> **Exercise prompt**
From the listing, collect all lines containing the word "Tendencia".
— begin —
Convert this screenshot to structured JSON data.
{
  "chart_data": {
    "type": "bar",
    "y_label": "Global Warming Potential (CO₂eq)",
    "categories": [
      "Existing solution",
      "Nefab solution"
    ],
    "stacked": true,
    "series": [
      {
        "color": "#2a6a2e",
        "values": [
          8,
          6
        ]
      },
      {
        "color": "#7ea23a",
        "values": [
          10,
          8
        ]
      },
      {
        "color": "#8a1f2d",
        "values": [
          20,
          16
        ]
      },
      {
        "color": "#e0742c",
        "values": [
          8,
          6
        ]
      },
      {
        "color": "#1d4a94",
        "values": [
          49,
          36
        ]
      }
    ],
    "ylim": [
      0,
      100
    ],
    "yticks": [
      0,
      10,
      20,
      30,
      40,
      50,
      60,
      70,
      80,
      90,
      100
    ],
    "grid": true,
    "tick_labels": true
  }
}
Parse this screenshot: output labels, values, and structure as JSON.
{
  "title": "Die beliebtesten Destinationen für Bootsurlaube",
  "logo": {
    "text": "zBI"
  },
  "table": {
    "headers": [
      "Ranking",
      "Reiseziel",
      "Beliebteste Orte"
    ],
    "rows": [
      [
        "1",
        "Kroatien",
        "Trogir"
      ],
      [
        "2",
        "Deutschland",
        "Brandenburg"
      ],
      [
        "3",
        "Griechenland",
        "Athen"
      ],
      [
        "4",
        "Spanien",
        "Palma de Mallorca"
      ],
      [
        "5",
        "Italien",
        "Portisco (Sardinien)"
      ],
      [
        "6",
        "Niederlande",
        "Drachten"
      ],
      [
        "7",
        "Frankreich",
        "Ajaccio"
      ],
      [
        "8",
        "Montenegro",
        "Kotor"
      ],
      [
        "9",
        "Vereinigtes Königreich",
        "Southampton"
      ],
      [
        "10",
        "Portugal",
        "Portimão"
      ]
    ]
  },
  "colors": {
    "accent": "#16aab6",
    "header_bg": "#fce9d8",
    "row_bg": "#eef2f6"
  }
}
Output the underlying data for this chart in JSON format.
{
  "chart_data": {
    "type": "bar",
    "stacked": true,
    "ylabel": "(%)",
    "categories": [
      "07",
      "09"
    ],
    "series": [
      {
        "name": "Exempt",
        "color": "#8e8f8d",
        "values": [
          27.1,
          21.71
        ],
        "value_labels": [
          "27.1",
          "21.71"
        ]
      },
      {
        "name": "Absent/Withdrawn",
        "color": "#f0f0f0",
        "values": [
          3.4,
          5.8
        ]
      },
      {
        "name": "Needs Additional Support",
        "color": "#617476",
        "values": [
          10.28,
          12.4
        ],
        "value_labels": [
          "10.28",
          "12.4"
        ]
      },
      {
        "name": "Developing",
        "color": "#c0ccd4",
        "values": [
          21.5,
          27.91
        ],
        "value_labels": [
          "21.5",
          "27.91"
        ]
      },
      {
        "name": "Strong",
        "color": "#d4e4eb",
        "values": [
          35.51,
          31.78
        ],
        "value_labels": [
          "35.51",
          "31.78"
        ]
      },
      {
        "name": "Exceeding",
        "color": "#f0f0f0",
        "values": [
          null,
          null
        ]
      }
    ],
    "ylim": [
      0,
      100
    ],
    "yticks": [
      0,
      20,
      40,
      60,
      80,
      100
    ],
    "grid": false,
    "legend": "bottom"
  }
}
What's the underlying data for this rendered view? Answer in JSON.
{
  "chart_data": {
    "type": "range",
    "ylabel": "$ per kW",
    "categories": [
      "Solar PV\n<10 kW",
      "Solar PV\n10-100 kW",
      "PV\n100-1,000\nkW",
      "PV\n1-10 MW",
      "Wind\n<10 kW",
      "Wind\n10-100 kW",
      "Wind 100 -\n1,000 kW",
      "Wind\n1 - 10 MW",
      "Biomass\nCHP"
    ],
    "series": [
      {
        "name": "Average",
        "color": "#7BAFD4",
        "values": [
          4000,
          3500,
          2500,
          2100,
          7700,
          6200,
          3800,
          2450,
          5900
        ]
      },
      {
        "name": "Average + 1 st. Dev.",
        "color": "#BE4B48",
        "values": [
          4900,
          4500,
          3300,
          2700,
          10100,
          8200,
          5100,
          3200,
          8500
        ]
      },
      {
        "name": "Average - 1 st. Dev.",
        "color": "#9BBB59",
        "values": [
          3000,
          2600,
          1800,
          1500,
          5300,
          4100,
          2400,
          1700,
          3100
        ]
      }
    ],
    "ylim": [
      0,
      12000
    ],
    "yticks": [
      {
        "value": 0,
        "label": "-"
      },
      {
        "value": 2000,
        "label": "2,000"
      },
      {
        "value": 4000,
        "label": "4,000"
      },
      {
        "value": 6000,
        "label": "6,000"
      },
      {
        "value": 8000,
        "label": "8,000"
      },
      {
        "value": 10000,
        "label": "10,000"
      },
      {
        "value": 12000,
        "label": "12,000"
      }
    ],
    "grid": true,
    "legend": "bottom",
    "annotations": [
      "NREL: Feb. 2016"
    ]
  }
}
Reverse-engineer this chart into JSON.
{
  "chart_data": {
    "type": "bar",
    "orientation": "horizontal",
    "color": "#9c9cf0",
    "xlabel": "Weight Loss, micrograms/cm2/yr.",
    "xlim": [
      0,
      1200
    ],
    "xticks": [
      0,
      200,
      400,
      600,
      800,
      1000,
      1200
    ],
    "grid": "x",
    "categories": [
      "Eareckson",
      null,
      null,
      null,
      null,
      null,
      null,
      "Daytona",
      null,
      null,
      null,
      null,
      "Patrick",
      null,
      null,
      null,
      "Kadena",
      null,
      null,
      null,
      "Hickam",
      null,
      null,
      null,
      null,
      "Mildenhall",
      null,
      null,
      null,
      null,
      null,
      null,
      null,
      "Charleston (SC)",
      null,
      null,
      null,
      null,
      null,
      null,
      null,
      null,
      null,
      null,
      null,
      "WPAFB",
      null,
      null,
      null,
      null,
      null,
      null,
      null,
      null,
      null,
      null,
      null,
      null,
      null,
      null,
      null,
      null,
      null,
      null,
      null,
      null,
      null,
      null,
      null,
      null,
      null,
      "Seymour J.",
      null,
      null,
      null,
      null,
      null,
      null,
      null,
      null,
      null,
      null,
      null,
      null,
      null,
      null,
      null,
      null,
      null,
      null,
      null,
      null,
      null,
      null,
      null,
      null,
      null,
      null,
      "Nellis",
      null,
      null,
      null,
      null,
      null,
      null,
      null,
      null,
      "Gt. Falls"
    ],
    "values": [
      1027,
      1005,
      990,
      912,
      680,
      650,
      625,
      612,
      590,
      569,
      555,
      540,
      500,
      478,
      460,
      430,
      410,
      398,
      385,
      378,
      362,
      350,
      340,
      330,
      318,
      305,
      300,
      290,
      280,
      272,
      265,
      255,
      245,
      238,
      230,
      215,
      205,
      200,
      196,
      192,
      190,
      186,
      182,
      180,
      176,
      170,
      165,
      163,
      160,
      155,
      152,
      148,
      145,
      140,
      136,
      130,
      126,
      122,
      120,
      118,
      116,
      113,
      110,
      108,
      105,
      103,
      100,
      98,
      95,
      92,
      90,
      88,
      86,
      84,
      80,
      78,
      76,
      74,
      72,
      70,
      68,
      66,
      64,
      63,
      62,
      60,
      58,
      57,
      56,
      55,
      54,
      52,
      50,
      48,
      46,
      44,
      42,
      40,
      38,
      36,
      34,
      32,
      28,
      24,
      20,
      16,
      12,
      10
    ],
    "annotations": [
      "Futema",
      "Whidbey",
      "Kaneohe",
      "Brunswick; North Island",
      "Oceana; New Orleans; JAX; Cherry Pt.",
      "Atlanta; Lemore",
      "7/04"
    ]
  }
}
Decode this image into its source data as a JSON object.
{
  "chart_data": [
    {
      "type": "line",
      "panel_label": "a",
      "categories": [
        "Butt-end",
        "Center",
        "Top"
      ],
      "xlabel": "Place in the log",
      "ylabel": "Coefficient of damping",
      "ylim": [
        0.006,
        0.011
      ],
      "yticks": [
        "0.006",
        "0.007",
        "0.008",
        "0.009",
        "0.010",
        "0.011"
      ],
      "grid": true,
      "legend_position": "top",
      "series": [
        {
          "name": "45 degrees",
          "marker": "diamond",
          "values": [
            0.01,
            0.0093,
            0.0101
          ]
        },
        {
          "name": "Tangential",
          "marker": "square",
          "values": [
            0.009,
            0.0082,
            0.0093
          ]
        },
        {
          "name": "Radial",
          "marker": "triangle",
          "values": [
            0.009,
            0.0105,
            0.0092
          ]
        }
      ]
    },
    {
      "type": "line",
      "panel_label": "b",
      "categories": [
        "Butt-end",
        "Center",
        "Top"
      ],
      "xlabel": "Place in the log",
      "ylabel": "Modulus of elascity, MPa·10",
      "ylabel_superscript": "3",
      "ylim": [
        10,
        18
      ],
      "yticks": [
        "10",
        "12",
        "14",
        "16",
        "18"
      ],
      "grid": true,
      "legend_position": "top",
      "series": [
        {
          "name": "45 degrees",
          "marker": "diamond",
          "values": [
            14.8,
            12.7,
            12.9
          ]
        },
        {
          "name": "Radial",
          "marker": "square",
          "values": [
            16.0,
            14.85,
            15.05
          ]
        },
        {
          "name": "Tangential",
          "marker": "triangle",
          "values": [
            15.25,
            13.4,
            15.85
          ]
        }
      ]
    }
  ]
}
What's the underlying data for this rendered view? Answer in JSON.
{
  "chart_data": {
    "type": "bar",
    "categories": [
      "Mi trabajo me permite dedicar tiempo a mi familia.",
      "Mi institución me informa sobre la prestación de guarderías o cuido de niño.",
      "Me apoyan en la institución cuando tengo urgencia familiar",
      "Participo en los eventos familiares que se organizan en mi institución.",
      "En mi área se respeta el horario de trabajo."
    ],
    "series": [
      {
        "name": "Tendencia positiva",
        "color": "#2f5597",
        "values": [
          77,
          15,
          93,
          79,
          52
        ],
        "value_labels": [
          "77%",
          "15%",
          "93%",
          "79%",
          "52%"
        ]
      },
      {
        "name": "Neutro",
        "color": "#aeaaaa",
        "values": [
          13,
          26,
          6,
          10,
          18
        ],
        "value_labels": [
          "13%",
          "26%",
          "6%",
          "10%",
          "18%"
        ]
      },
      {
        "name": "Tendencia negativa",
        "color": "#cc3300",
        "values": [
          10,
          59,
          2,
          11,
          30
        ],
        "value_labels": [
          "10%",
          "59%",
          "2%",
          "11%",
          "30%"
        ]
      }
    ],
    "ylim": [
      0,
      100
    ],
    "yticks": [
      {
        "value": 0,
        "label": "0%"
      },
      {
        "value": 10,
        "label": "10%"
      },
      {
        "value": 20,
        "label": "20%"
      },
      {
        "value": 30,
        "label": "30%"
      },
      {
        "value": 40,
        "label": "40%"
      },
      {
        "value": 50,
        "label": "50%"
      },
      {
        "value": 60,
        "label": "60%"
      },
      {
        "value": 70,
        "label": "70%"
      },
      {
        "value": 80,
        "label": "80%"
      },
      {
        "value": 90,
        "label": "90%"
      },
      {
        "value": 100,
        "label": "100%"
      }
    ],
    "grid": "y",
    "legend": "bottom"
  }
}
— end —
> **Output below**
        "name": "Tendencia positiva",
        "name": "Tendencia negativa",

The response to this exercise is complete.